Stated task:
In this exercise, reproduce all the entries that follow exactly.

....

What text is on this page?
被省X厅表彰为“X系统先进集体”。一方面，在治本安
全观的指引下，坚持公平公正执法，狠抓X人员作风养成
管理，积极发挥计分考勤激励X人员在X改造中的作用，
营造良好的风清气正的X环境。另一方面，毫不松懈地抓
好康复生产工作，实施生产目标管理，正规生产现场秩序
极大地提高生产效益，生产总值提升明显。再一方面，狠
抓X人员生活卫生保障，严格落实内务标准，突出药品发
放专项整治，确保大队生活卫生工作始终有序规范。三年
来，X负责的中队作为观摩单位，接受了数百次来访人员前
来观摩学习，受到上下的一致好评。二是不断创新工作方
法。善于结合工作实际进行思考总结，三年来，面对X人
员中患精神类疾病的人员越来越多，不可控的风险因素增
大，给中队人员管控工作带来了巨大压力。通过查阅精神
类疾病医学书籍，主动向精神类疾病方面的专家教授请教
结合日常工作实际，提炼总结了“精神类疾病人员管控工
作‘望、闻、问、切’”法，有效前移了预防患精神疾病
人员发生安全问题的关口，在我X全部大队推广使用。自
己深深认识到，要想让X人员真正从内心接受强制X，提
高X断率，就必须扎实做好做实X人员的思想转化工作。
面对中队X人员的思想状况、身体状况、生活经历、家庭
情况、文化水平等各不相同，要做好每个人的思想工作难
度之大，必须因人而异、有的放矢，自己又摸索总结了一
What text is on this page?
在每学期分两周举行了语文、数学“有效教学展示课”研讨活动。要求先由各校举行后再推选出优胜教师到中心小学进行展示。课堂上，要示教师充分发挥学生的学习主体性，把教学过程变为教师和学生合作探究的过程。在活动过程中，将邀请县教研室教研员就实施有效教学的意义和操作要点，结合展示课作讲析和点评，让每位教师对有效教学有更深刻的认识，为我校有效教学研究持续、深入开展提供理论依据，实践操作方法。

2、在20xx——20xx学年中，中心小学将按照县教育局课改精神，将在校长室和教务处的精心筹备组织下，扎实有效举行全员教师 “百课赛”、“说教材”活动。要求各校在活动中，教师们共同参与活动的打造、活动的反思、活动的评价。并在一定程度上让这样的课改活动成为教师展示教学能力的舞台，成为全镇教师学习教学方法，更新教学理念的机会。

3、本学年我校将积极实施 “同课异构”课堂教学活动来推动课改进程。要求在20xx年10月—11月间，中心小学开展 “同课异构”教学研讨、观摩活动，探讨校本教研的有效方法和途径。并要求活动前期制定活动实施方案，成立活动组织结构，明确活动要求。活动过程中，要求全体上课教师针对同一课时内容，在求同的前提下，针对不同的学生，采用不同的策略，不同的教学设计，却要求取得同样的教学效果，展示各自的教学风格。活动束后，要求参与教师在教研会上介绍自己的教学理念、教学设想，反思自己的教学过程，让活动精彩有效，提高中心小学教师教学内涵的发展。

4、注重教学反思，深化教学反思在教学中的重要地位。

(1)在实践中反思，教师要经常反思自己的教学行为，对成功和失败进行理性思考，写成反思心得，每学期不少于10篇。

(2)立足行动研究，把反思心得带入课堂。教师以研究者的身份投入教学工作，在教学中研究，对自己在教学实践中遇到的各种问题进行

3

....

Finished task:
What text is on this page?
被省X厅表彰为“X系统先进集体”。一方面，在治本安
全观的指引下，坚持公平公正执法，狠抓X人员作风养成
管理，积极发挥计分考勤激励X人员在X改造中的作用，
营造良好的风清气正的X环境。另一方面，毫不松懈地抓
好康复生产工作，实施生产目标管理，正规生产现场秩序
极大地提高生产效益，生产总值提升明显。再一方面，狠
抓X人员生活卫生保障，严格落实内务标准，突出药品发
放专项整治，确保大队生活卫生工作始终有序规范。三年
来，X负责的中队作为观摩单位，接受了数百次来访人员前
来观摩学习，受到上下的一致好评。二是不断创新工作方
法。善于结合工作实际进行思考总结，三年来，面对X人
员中患精神类疾病的人员越来越多，不可控的风险因素增
大，给中队人员管控工作带来了巨大压力。通过查阅精神
类疾病医学书籍，主动向精神类疾病方面的专家教授请教
结合日常工作实际，提炼总结了“精神类疾病人员管控工
作‘望、闻、问、切’”法，有效前移了预防患精神疾病
人员发生安全问题的关口，在我X全部大队推广使用。自
己深深认识到，要想让X人员真正从内心接受强制X，提
高X断率，就必须扎实做好做实X人员的思想转化工作。
面对中队X人员的思想状况、身体状况、生活经历、家庭
情况、文化水平等各不相同，要做好每个人的思想工作难
度之大，必须因人而异、有的放矢，自己又摸索总结了一
What text is on this page?
在每学期分两周举行了语文、数学“有效教学展示课”研讨活动。要求先由各校举行后再推选出优胜教师到中心小学进行展示。课堂上，要示教师充分发挥学生的学习主体性，把教学过程变为教师和学生合作探究的过程。在活动过程中，将邀请县教研室教研员就实施有效教学的意义和操作要点，结合展示课作讲析和点评，让每位教师对有效教学有更深刻的认识，为我校有效教学研究持续、深入开展提供理论依据，实践操作方法。

2、在20xx——20xx学年中，中心小学将按照县教育局课改精神，将在校长室和教务处的精心筹备组织下，扎实有效举行全员教师 “百课赛”、“说教材”活动。要求各校在活动中，教师们共同参与活动的打造、活动的反思、活动的评价。并在一定程度上让这样的课改活动成为教师展示教学能力的舞台，成为全镇教师学习教学方法，更新教学理念的机会。

3、本学年我校将积极实施 “同课异构”课堂教学活动来推动课改进程。要求在20xx年10月—11月间，中心小学开展 “同课异构”教学研讨、观摩活动，探讨校本教研的有效方法和途径。并要求活动前期制定活动实施方案，成立活动组织结构，明确活动要求。活动过程中，要求全体上课教师针对同一课时内容，在求同的前提下，针对不同的学生，采用不同的策略，不同的教学设计，却要求取得同样的教学效果，展示各自的教学风格。活动束后，要求参与教师在教研会上介绍自己的教学理念、教学设想，反思自己的教学过程，让活动精彩有效，提高中心小学教师教学内涵的发展。

4、注重教学反思，深化教学反思在教学中的重要地位。

(1)在实践中反思，教师要经常反思自己的教学行为，对成功和失败进行理性思考，写成反思心得，每学期不少于10篇。

(2)立足行动研究，把反思心得带入课堂。教师以研究者的身份投入教学工作，在教学中研究，对自己在教学实践中遇到的各种问题进行

3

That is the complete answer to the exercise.